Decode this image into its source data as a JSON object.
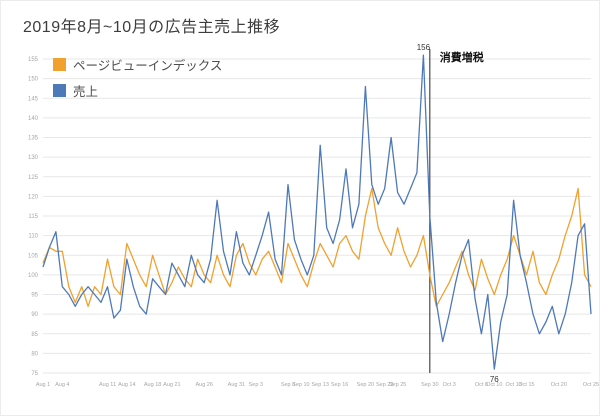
{
  "title": "2019年8月~10月の広告主売上推移",
  "legend": [
    {
      "label": "ページビューインデックス"
    },
    {
      "label": "売上"
    }
  ],
  "chart_data": {
    "type": "line",
    "title": "2019年8月~10月の広告主売上推移",
    "ylabel": "",
    "xlabel": "",
    "ylim": [
      75,
      155
    ],
    "y_step": 5,
    "grid": "horizontal-only",
    "legend_position": "top-left-inside",
    "x_ticks": [
      {
        "label": "Aug 1",
        "i": 0
      },
      {
        "label": "Aug 4",
        "i": 3
      },
      {
        "label": "Aug 11",
        "i": 10
      },
      {
        "label": "Aug 14",
        "i": 13
      },
      {
        "label": "Aug 18",
        "i": 17
      },
      {
        "label": "Aug 21",
        "i": 20
      },
      {
        "label": "Aug 26",
        "i": 25
      },
      {
        "label": "Aug 31",
        "i": 30
      },
      {
        "label": "Sep 3",
        "i": 33
      },
      {
        "label": "Sep 8",
        "i": 38
      },
      {
        "label": "Sep 10",
        "i": 40
      },
      {
        "label": "Sep 13",
        "i": 43
      },
      {
        "label": "Sep 16",
        "i": 46
      },
      {
        "label": "Sep 20",
        "i": 50
      },
      {
        "label": "Sep 23",
        "i": 53
      },
      {
        "label": "Sep 25",
        "i": 55
      },
      {
        "label": "Sep 30",
        "i": 60
      },
      {
        "label": "Oct 3",
        "i": 63
      },
      {
        "label": "Oct 8",
        "i": 68
      },
      {
        "label": "Oct 10",
        "i": 70
      },
      {
        "label": "Oct 13",
        "i": 73
      },
      {
        "label": "Oct 15",
        "i": 75
      },
      {
        "label": "Oct 20",
        "i": 80
      },
      {
        "label": "Oct 25",
        "i": 85
      }
    ],
    "series": [
      {
        "id": "pageview-index",
        "name": "ページビューインデックス",
        "color": "#F0A12E",
        "values": [
          103,
          107,
          106,
          106,
          97,
          93,
          97,
          92,
          97,
          95,
          104,
          97,
          95,
          108,
          104,
          100,
          97,
          105,
          100,
          95,
          98,
          102,
          99,
          97,
          104,
          100,
          98,
          105,
          100,
          97,
          105,
          108,
          103,
          100,
          104,
          106,
          102,
          98,
          108,
          104,
          100,
          97,
          103,
          108,
          105,
          102,
          108,
          110,
          106,
          104,
          115,
          122,
          112,
          108,
          105,
          112,
          106,
          102,
          105,
          110,
          100,
          92,
          95,
          98,
          102,
          106,
          100,
          96,
          104,
          99,
          95,
          100,
          104,
          110,
          105,
          100,
          106,
          98,
          95,
          100,
          104,
          110,
          115,
          122,
          100,
          97
        ]
      },
      {
        "id": "sales",
        "name": "売上",
        "color": "#4E79B8",
        "values": [
          102,
          107,
          111,
          97,
          95,
          92,
          95,
          97,
          95,
          93,
          97,
          89,
          91,
          104,
          97,
          92,
          90,
          99,
          97,
          95,
          103,
          100,
          97,
          105,
          100,
          98,
          104,
          119,
          106,
          100,
          111,
          103,
          100,
          105,
          110,
          116,
          104,
          100,
          123,
          109,
          104,
          100,
          105,
          133,
          112,
          108,
          114,
          127,
          112,
          118,
          148,
          123,
          118,
          122,
          135,
          121,
          118,
          122,
          126,
          156,
          115,
          93,
          83,
          90,
          98,
          105,
          109,
          94,
          85,
          95,
          76,
          88,
          95,
          119,
          105,
          98,
          90,
          85,
          88,
          92,
          85,
          90,
          98,
          110,
          113,
          90
        ]
      }
    ],
    "event": {
      "i": 60,
      "label": "消費増税",
      "x_label": "Sep 30"
    },
    "annotations": [
      {
        "text": "156",
        "i": 59,
        "v": 156,
        "dy": -5
      },
      {
        "text": "76",
        "i": 70,
        "v": 76,
        "dy": 13
      }
    ]
  }
}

——

_Stated exercise_
Output an exact copy of the material, with the pictures removed.

_Answer to the task_
Decode this image into its source data as a JSON object.
{
  "title": "2019年8月~10月の広告主売上推移",
  "legend": [
    {
      "label": "ページビューインデックス"
    },
    {
      "label": "売上"
    }
  ],
  "chart_data": {
    "type": "line",
    "title": "2019年8月~10月の広告主売上推移",
    "ylabel": "",
    "xlabel": "",
    "ylim": [
      75,
      155
    ],
    "y_step": 5,
    "grid": "horizontal-only",
    "legend_position": "top-left-inside",
    "x_ticks": [
      {
        "label": "Aug 1",
        "i": 0
      },
      {
        "label": "Aug 4",
        "i": 3
      },
      {
        "label": "Aug 11",
        "i": 10
      },
      {
        "label": "Aug 14",
        "i": 13
      },
      {
        "label": "Aug 18",
        "i": 17
      },
      {
        "label": "Aug 21",
        "i": 20
      },
      {
        "label": "Aug 26",
        "i": 25
      },
      {
        "label": "Aug 31",
        "i": 30
      },
      {
        "label": "Sep 3",
        "i": 33
      },
      {
        "label": "Sep 8",
        "i": 38
      },
      {
        "label": "Sep 10",
        "i": 40
      },
      {
        "label": "Sep 13",
        "i": 43
      },
      {
        "label": "Sep 16",
        "i": 46
      },
      {
        "label": "Sep 20",
        "i": 50
      },
      {
        "label": "Sep 23",
        "i": 53
      },
      {
        "label": "Sep 25",
        "i": 55
      },
      {
        "label": "Sep 30",
        "i": 60
      },
      {
        "label": "Oct 3",
        "i": 63
      },
      {
        "label": "Oct 8",
        "i": 68
      },
      {
        "label": "Oct 10",
        "i": 70
      },
      {
        "label": "Oct 13",
        "i": 73
      },
      {
        "label": "Oct 15",
        "i": 75
      },
      {
        "label": "Oct 20",
        "i": 80
      },
      {
        "label": "Oct 25",
        "i": 85
      }
    ],
    "series": [
      {
        "id": "pageview-index",
        "name": "ページビューインデックス",
        "color": "#F0A12E",
        "values": [
          103,
          107,
          106,
          106,
          97,
          93,
          97,
          92,
          97,
          95,
          104,
          97,
          95,
          108,
          104,
          100,
          97,
          105,
          100,
          95,
          98,
          102,
          99,
          97,
          104,
          100,
          98,
          105,
          100,
          97,
          105,
          108,
          103,
          100,
          104,
          106,
          102,
          98,
          108,
          104,
          100,
          97,
          103,
          108,
          105,
          102,
          108,
          110,
          106,
          104,
          115,
          122,
          112,
          108,
          105,
          112,
          106,
          102,
          105,
          110,
          100,
          92,
          95,
          98,
          102,
          106,
          100,
          96,
          104,
          99,
          95,
          100,
          104,
          110,
          105,
          100,
          106,
          98,
          95,
          100,
          104,
          110,
          115,
          122,
          100,
          97
        ]
      },
      {
        "id": "sales",
        "name": "売上",
        "color": "#4E79B8",
        "values": [
          102,
          107,
          111,
          97,
          95,
          92,
          95,
          97,
          95,
          93,
          97,
          89,
          91,
          104,
          97,
          92,
          90,
          99,
          97,
          95,
          103,
          100,
          97,
          105,
          100,
          98,
          104,
          119,
          106,
          100,
          111,
          103,
          100,
          105,
          110,
          116,
          104,
          100,
          123,
          109,
          104,
          100,
          105,
          133,
          112,
          108,
          114,
          127,
          112,
          118,
          148,
          123,
          118,
          122,
          135,
          121,
          118,
          122,
          126,
          156,
          115,
          93,
          83,
          90,
          98,
          105,
          109,
          94,
          85,
          95,
          76,
          88,
          95,
          119,
          105,
          98,
          90,
          85,
          88,
          92,
          85,
          90,
          98,
          110,
          113,
          90
        ]
      }
    ],
    "event": {
      "i": 60,
      "label": "消費増税",
      "x_label": "Sep 30"
    },
    "annotations": [
      {
        "text": "156",
        "i": 59,
        "v": 156,
        "dy": -5
      },
      {
        "text": "76",
        "i": 70,
        "v": 76,
        "dy": 13
      }
    ]
  }
}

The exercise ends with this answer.